EXERCISE
Copy out every line that contains the word "flexible".

EXERCISE MATERIALS

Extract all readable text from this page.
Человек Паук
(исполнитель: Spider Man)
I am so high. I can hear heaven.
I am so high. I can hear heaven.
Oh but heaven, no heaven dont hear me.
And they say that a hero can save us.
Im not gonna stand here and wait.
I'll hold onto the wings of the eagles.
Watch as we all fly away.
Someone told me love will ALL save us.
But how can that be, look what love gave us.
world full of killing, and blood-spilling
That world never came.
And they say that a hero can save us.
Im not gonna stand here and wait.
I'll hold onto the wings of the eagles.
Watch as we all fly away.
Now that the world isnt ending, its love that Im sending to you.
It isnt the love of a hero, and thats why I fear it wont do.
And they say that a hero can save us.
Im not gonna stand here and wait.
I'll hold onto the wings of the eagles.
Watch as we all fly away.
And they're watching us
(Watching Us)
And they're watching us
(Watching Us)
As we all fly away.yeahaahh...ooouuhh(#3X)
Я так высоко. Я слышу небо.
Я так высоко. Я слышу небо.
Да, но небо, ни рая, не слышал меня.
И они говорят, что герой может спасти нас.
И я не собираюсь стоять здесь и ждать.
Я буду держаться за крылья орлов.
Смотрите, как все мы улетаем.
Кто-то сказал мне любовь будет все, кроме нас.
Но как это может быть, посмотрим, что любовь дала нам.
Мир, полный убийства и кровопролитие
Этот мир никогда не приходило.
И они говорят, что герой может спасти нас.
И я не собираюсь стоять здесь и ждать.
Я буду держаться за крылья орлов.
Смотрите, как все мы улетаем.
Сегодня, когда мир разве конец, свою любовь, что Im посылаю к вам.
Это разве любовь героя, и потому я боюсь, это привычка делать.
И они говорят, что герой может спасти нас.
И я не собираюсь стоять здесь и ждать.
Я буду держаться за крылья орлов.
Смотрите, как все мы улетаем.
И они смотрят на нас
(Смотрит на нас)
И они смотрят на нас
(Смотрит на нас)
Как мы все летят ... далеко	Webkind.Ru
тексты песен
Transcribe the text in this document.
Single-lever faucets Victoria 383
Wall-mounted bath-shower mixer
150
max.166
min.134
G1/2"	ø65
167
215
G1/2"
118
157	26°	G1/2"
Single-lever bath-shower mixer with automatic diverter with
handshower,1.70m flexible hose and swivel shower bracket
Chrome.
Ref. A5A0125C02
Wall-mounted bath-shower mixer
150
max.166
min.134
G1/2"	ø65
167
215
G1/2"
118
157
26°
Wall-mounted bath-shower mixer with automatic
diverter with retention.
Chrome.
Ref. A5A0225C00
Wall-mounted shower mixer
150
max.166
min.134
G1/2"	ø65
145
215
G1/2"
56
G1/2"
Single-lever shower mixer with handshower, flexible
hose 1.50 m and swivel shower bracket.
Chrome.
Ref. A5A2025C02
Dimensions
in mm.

THE SOLUTION
handshower,1.70m flexible hose and swivel shower bracket
Single-lever shower mixer with handshower, flexible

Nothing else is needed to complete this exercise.